Data items
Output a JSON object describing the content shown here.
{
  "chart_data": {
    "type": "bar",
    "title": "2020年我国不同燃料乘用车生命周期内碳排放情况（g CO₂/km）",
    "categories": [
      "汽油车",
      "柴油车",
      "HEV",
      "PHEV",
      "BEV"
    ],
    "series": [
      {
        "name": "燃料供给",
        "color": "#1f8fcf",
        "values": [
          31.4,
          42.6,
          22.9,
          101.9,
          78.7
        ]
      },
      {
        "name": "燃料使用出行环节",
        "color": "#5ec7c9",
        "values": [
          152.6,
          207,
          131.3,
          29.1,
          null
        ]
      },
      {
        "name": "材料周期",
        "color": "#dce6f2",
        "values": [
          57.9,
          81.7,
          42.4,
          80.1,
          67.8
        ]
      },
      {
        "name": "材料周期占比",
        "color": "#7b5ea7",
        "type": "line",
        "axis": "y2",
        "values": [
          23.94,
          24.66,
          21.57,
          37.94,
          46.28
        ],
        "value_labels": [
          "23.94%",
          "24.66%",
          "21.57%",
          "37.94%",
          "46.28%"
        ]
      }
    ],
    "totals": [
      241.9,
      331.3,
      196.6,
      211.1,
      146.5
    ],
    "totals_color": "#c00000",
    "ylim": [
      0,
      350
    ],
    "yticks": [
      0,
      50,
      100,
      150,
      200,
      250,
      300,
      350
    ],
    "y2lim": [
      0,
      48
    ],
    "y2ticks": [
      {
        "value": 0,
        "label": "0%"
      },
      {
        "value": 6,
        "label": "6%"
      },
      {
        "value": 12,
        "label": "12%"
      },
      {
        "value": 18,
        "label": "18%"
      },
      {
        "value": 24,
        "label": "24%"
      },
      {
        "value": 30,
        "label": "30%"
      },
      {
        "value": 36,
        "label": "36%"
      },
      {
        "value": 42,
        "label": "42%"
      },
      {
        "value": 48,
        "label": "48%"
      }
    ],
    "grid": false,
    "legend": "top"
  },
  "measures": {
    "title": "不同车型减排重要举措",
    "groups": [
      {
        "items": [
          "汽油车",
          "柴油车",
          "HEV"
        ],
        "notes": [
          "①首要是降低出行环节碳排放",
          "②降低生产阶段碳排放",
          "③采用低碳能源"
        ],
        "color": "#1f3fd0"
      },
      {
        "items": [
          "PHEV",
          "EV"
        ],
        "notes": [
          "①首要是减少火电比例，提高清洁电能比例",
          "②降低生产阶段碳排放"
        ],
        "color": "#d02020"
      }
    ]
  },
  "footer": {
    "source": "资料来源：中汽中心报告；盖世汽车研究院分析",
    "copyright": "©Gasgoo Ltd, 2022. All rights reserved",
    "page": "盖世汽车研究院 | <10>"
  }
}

## Task requirements
Quote all of the entries verbatim.

## Written answer
Output a JSON object describing the content shown here.
{
  "chart_data": {
    "type": "bar",
    "title": "2020年我国不同燃料乘用车生命周期内碳排放情况（g CO₂/km）",
    "categories": [
      "汽油车",
      "柴油车",
      "HEV",
      "PHEV",
      "BEV"
    ],
    "series": [
      {
        "name": "燃料供给",
        "color": "#1f8fcf",
        "values": [
          31.4,
          42.6,
          22.9,
          101.9,
          78.7
        ]
      },
      {
        "name": "燃料使用出行环节",
        "color": "#5ec7c9",
        "values": [
          152.6,
          207,
          131.3,
          29.1,
          null
        ]
      },
      {
        "name": "材料周期",
        "color": "#dce6f2",
        "values": [
          57.9,
          81.7,
          42.4,
          80.1,
          67.8
        ]
      },
      {
        "name": "材料周期占比",
        "color": "#7b5ea7",
        "type": "line",
        "axis": "y2",
        "values": [
          23.94,
          24.66,
          21.57,
          37.94,
          46.28
        ],
        "value_labels": [
          "23.94%",
          "24.66%",
          "21.57%",
          "37.94%",
          "46.28%"
        ]
      }
    ],
    "totals": [
      241.9,
      331.3,
      196.6,
      211.1,
      146.5
    ],
    "totals_color": "#c00000",
    "ylim": [
      0,
      350
    ],
    "yticks": [
      0,
      50,
      100,
      150,
      200,
      250,
      300,
      350
    ],
    "y2lim": [
      0,
      48
    ],
    "y2ticks": [
      {
        "value": 0,
        "label": "0%"
      },
      {
        "value": 6,
        "label": "6%"
      },
      {
        "value": 12,
        "label": "12%"
      },
      {
        "value": 18,
        "label": "18%"
      },
      {
        "value": 24,
        "label": "24%"
      },
      {
        "value": 30,
        "label": "30%"
      },
      {
        "value": 36,
        "label": "36%"
      },
      {
        "value": 42,
        "label": "42%"
      },
      {
        "value": 48,
        "label": "48%"
      }
    ],
    "grid": false,
    "legend": "top"
  },
  "measures": {
    "title": "不同车型减排重要举措",
    "groups": [
      {
        "items": [
          "汽油车",
          "柴油车",
          "HEV"
        ],
        "notes": [
          "①首要是降低出行环节碳排放",
          "②降低生产阶段碳排放",
          "③采用低碳能源"
        ],
        "color": "#1f3fd0"
      },
      {
        "items": [
          "PHEV",
          "EV"
        ],
        "notes": [
          "①首要是减少火电比例，提高清洁电能比例",
          "②降低生产阶段碳排放"
        ],
        "color": "#d02020"
      }
    ]
  },
  "footer": {
    "source": "资料来源：中汽中心报告；盖世汽车研究院分析",
    "copyright": "©Gasgoo Ltd, 2022. All rights reserved",
    "page": "盖世汽车研究院 | <10>"
  }
}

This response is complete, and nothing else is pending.